[What is asked]
Transcribe every line of the listing below without any deviation.

[Extracted records]
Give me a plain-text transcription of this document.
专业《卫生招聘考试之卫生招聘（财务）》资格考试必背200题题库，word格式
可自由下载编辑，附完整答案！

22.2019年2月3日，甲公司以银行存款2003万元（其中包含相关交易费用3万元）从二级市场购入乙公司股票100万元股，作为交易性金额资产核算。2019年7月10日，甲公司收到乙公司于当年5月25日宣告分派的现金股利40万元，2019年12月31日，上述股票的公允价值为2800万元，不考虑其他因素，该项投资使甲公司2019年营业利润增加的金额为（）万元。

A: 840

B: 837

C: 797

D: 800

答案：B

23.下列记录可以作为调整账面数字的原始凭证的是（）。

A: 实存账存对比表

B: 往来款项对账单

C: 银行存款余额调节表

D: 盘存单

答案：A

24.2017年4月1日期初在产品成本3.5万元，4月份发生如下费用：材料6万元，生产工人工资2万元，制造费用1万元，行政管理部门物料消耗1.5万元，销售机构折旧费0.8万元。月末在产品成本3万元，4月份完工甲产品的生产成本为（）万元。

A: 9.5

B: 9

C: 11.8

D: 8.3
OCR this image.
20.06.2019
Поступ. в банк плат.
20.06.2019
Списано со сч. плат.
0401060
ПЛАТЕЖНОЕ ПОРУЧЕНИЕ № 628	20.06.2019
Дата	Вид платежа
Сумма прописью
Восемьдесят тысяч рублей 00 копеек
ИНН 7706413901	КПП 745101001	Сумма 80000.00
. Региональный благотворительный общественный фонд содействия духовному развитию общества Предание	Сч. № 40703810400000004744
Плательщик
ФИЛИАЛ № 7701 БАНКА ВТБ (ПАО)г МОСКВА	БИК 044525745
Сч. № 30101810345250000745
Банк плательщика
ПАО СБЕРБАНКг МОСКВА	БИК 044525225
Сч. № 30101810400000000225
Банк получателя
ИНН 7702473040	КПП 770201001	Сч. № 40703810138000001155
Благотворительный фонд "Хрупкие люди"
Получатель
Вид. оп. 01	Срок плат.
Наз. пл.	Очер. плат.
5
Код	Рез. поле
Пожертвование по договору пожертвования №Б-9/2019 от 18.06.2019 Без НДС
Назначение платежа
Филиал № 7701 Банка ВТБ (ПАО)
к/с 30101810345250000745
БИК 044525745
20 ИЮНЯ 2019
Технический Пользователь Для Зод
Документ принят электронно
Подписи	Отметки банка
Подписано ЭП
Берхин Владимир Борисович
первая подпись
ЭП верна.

[Problem solution]
Give me a plain-text transcription of this document.
专业《卫生招聘考试之卫生招聘（财务）》资格考试必背200题题库，word格式
可自由下载编辑，附完整答案！

22.2019年2月3日，甲公司以银行存款2003万元（其中包含相关交易费用3万元）从二级市场购入乙公司股票100万元股，作为交易性金额资产核算。2019年7月10日，甲公司收到乙公司于当年5月25日宣告分派的现金股利40万元，2019年12月31日，上述股票的公允价值为2800万元，不考虑其他因素，该项投资使甲公司2019年营业利润增加的金额为（）万元。

A: 840

B: 837

C: 797

D: 800

答案：B

23.下列记录可以作为调整账面数字的原始凭证的是（）。

A: 实存账存对比表

B: 往来款项对账单

C: 银行存款余额调节表

D: 盘存单

答案：A

24.2017年4月1日期初在产品成本3.5万元，4月份发生如下费用：材料6万元，生产工人工资2万元，制造费用1万元，行政管理部门物料消耗1.5万元，销售机构折旧费0.8万元。月末在产品成本3万元，4月份完工甲产品的生产成本为（）万元。

A: 9.5

B: 9

C: 11.8

D: 8.3
OCR this image.
20.06.2019
Поступ. в банк плат.
20.06.2019
Списано со сч. плат.
0401060
ПЛАТЕЖНОЕ ПОРУЧЕНИЕ № 628	20.06.2019
Дата	Вид платежа
Сумма прописью
Восемьдесят тысяч рублей 00 копеек
ИНН 7706413901	КПП 745101001	Сумма 80000.00
. Региональный благотворительный общественный фонд содействия духовному развитию общества Предание	Сч. № 40703810400000004744
Плательщик
ФИЛИАЛ № 7701 БАНКА ВТБ (ПАО)г МОСКВА	БИК 044525745
Сч. № 30101810345250000745
Банк плательщика
ПАО СБЕРБАНКг МОСКВА	БИК 044525225
Сч. № 30101810400000000225
Банк получателя
ИНН 7702473040	КПП 770201001	Сч. № 40703810138000001155
Благотворительный фонд "Хрупкие люди"
Получатель
Вид. оп. 01	Срок плат.
Наз. пл.	Очер. плат.
5
Код	Рез. поле
Пожертвование по договору пожертвования №Б-9/2019 от 18.06.2019 Без НДС
Назначение платежа
Филиал № 7701 Банка ВТБ (ПАО)
к/с 30101810345250000745
БИК 044525745
20 ИЮНЯ 2019
Технический Пользователь Для Зод
Документ принят электронно
Подписи	Отметки банка
Подписано ЭП
Берхин Владимир Борисович
первая подпись
ЭП верна.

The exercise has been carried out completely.